Check each line of the data below for the word "пункте", then extract the ones that have it.

==== Data excerpts

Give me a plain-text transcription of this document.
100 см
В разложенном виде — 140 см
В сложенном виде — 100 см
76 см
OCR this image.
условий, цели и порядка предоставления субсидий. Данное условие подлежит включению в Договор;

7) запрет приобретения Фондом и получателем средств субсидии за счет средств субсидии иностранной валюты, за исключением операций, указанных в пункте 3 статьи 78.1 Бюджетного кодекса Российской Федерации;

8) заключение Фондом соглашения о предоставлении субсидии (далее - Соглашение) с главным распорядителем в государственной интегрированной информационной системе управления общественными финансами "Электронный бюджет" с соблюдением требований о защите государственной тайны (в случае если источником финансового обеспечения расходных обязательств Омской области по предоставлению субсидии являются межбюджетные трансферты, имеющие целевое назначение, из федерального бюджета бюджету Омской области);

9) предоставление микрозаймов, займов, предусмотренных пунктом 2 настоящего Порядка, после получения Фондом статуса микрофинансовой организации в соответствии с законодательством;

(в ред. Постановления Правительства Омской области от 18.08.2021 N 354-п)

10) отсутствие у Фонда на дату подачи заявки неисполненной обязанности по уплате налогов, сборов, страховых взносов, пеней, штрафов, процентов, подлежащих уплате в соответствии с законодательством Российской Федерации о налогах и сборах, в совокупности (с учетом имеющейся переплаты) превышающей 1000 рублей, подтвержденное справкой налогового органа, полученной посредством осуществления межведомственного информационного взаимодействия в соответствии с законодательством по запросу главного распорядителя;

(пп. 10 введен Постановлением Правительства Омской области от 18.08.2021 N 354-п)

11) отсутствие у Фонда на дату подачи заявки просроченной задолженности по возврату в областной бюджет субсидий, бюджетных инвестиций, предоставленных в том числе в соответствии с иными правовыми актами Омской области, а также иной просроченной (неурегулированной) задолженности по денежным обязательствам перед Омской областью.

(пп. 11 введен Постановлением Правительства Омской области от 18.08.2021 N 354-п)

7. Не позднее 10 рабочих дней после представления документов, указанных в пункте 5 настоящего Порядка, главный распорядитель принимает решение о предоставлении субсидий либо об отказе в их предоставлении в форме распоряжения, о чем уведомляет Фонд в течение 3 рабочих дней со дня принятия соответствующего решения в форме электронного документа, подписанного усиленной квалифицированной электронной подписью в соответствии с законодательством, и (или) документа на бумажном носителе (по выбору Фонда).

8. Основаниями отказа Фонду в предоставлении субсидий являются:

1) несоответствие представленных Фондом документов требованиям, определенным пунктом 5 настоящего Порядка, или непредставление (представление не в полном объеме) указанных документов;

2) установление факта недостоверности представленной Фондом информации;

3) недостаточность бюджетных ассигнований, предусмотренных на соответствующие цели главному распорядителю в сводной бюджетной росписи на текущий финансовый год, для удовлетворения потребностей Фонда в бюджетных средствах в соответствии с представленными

========

§ Final result
7) запрет приобретения Фондом и получателем средств субсидии за счет средств субсидии иностранной валюты, за исключением операций, указанных в пункте 3 статьи 78.1 Бюджетного кодекса Российской Федерации;
7. Не позднее 10 рабочих дней после представления документов, указанных в пункте 5 настоящего Порядка, главный распорядитель принимает решение о предоставлении субсидий либо об отказе в их предоставлении в форме распоряжения, о чем уведомляет Фонд в течение 3 рабочих дней со дня принятия соответствующего решения в форме электронного документа, подписанного усиленной квалифицированной электронной подписью в соответствии с законодательством, и (или) документа на бумажном носителе (по выбору Фонда).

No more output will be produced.